- _Set exercise_: Reproduce each record exactly.
BEGIN Supplied records
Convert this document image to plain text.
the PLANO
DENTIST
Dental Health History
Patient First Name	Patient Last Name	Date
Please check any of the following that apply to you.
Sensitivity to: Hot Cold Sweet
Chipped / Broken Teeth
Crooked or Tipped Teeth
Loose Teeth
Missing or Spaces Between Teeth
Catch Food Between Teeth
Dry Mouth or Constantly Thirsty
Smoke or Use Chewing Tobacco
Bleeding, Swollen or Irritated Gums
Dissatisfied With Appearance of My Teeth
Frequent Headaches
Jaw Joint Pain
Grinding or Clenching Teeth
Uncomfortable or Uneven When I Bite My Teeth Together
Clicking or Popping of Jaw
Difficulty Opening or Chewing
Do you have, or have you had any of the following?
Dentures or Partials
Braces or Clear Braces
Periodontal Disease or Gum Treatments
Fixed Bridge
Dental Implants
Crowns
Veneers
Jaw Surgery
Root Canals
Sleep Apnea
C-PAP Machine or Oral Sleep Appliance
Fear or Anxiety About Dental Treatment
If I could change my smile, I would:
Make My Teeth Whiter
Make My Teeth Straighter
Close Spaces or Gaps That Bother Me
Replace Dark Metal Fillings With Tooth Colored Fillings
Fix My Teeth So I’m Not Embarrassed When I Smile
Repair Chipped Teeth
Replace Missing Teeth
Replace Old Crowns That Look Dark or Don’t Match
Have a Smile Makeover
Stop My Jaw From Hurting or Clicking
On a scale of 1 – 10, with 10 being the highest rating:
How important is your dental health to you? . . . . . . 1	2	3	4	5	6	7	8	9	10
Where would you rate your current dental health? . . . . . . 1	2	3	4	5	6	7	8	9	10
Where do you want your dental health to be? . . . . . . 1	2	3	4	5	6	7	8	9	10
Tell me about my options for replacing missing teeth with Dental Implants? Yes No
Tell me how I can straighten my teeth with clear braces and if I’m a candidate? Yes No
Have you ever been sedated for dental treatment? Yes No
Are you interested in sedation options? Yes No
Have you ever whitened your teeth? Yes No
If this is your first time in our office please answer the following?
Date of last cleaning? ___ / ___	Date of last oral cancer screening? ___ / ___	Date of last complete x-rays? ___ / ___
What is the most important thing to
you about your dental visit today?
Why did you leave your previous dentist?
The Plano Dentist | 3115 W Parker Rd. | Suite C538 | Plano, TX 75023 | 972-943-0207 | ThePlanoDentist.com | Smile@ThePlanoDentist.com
END Supplied records
- _Correct result_:
Convert this document image to plain text.
the PLANO
DENTIST
Dental Health History
Patient First Name	Patient Last Name	Date
Please check any of the following that apply to you.
Sensitivity to: Hot Cold Sweet
Chipped / Broken Teeth
Crooked or Tipped Teeth
Loose Teeth
Missing or Spaces Between Teeth
Catch Food Between Teeth
Dry Mouth or Constantly Thirsty
Smoke or Use Chewing Tobacco
Bleeding, Swollen or Irritated Gums
Dissatisfied With Appearance of My Teeth
Frequent Headaches
Jaw Joint Pain
Grinding or Clenching Teeth
Uncomfortable or Uneven When I Bite My Teeth Together
Clicking or Popping of Jaw
Difficulty Opening or Chewing
Do you have, or have you had any of the following?
Dentures or Partials
Braces or Clear Braces
Periodontal Disease or Gum Treatments
Fixed Bridge
Dental Implants
Crowns
Veneers
Jaw Surgery
Root Canals
Sleep Apnea
C-PAP Machine or Oral Sleep Appliance
Fear or Anxiety About Dental Treatment
If I could change my smile, I would:
Make My Teeth Whiter
Make My Teeth Straighter
Close Spaces or Gaps That Bother Me
Replace Dark Metal Fillings With Tooth Colored Fillings
Fix My Teeth So I’m Not Embarrassed When I Smile
Repair Chipped Teeth
Replace Missing Teeth
Replace Old Crowns That Look Dark or Don’t Match
Have a Smile Makeover
Stop My Jaw From Hurting or Clicking
On a scale of 1 – 10, with 10 being the highest rating:
How important is your dental health to you? . . . . . . 1	2	3	4	5	6	7	8	9	10
Where would you rate your current dental health? . . . . . . 1	2	3	4	5	6	7	8	9	10
Where do you want your dental health to be? . . . . . . 1	2	3	4	5	6	7	8	9	10
Tell me about my options for replacing missing teeth with Dental Implants? Yes No
Tell me how I can straighten my teeth with clear braces and if I’m a candidate? Yes No
Have you ever been sedated for dental treatment? Yes No
Are you interested in sedation options? Yes No
Have you ever whitened your teeth? Yes No
If this is your first time in our office please answer the following?
Date of last cleaning? ___ / ___	Date of last oral cancer screening? ___ / ___	Date of last complete x-rays? ___ / ___
What is the most important thing to
you about your dental visit today?
Why did you leave your previous dentist?
The Plano Dentist | 3115 W Parker Rd. | Suite C538 | Plano, TX 75023 | 972-943-0207 | ThePlanoDentist.com | Smile@ThePlanoDentist.com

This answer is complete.